EXERCISE PROMPT: Make a tally of the lines in the records that include the string "việc", and give only that number.

--- BEGIN ---

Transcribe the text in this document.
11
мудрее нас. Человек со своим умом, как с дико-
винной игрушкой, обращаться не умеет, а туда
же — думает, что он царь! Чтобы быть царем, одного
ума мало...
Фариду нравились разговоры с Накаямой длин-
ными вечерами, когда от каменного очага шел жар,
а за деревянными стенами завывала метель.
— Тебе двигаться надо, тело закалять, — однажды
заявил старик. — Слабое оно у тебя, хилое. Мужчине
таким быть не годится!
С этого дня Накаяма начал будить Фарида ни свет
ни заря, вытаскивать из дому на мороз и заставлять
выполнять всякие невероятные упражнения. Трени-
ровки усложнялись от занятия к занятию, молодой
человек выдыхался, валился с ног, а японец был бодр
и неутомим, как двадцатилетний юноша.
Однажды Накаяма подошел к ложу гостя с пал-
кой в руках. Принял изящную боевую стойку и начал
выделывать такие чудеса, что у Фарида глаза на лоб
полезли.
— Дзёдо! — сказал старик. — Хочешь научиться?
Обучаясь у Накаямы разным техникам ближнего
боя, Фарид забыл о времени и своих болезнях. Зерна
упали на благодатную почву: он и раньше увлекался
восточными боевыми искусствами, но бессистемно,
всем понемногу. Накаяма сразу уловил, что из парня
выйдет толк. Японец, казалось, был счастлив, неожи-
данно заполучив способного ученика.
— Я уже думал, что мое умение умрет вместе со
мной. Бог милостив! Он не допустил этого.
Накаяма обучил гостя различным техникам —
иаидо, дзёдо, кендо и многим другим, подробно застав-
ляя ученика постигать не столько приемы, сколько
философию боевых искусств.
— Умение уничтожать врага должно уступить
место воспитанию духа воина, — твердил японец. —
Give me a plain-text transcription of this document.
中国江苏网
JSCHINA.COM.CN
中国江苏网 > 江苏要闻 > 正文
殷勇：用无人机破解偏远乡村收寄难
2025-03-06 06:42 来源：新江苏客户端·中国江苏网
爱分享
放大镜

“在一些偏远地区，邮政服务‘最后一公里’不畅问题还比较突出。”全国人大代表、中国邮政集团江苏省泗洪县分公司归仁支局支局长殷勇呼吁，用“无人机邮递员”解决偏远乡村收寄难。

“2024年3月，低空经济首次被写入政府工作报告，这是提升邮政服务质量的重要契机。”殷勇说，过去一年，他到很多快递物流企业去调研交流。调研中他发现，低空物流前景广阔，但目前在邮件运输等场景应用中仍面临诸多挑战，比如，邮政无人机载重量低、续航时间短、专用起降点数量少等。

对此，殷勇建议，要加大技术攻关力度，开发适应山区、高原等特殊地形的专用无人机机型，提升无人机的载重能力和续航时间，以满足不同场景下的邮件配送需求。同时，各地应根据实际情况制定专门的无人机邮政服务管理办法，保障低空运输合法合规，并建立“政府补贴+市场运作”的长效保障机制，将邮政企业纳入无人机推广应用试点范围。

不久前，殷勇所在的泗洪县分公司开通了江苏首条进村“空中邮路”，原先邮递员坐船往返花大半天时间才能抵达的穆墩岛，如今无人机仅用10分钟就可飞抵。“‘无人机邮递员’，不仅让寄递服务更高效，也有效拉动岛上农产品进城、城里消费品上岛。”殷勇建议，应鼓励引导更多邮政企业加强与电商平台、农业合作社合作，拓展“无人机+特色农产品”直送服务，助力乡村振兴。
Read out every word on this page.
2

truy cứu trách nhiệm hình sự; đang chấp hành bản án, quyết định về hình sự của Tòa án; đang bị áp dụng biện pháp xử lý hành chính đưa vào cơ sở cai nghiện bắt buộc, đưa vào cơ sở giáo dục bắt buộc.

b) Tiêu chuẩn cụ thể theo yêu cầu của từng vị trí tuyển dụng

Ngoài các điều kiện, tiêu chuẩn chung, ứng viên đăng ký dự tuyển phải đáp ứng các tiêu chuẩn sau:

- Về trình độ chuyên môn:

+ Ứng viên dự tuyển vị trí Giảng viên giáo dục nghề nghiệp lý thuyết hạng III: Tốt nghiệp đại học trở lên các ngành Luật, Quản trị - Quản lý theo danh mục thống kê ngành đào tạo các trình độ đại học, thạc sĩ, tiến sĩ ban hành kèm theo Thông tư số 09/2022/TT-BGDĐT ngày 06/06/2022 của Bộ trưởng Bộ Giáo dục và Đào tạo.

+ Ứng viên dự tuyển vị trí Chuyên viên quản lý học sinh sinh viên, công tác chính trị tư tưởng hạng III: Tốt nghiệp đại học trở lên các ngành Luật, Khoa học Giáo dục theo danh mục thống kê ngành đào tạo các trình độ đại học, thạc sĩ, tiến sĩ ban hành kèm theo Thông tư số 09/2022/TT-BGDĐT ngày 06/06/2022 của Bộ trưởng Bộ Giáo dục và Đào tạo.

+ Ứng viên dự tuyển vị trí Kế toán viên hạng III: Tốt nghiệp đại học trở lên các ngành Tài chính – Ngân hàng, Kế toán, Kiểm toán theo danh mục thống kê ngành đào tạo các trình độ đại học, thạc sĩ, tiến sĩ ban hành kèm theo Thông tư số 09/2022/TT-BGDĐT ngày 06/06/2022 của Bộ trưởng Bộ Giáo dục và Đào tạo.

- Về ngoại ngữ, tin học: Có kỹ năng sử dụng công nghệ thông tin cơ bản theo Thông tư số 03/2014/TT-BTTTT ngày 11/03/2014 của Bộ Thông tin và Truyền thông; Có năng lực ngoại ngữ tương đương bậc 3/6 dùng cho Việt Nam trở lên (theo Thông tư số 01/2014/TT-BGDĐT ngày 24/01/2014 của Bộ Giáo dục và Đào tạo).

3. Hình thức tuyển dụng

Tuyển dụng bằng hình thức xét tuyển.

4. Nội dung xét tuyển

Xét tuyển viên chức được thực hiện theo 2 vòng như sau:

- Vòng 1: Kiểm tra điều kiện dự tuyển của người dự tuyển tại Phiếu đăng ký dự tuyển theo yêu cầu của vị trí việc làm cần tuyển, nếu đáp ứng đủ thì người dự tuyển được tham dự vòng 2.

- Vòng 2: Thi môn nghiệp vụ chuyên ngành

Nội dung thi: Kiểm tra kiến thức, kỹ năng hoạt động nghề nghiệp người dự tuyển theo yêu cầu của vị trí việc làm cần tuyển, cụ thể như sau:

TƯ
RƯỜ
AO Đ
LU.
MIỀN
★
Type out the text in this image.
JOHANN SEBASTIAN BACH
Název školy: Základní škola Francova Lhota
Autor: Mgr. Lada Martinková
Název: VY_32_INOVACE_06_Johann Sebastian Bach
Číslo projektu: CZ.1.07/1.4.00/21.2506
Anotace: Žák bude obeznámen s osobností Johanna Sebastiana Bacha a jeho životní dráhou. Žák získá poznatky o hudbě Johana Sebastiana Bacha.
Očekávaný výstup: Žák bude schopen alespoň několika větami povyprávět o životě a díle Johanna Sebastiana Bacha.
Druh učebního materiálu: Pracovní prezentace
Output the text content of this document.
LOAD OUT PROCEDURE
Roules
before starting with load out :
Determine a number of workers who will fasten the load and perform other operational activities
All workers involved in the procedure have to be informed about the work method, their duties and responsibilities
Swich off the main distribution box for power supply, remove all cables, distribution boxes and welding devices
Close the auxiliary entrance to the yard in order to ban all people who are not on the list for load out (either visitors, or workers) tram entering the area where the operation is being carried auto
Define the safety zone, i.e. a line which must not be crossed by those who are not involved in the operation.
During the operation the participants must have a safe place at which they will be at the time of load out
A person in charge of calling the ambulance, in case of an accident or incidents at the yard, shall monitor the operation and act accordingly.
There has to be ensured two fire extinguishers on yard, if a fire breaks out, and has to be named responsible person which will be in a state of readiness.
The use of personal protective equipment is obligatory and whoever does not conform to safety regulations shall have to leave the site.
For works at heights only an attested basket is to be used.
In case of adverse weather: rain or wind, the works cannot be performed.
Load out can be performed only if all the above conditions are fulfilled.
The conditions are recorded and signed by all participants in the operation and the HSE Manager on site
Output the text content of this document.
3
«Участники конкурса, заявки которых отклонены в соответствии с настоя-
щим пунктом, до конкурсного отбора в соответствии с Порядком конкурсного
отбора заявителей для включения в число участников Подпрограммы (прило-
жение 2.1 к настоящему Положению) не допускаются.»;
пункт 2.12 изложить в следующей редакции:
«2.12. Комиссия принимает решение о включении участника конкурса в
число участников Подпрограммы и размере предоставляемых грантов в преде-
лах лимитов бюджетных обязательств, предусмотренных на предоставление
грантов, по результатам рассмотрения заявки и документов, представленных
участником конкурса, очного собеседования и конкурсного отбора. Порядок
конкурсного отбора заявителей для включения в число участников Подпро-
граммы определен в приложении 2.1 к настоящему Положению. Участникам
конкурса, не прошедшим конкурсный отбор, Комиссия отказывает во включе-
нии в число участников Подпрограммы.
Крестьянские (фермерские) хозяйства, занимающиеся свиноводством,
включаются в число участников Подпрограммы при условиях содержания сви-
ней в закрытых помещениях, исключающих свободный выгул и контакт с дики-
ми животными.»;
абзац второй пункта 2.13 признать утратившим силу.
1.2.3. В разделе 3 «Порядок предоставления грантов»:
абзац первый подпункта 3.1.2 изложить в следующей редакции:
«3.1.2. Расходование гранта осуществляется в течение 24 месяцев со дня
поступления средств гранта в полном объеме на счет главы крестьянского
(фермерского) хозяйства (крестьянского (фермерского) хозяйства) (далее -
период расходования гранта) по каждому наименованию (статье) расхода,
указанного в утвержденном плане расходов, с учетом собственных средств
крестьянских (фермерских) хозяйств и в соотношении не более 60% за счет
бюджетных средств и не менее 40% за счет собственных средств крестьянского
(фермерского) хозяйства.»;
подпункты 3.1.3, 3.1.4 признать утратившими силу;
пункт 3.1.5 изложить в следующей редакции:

--- END ---

COMPLETE OUTPUT: 2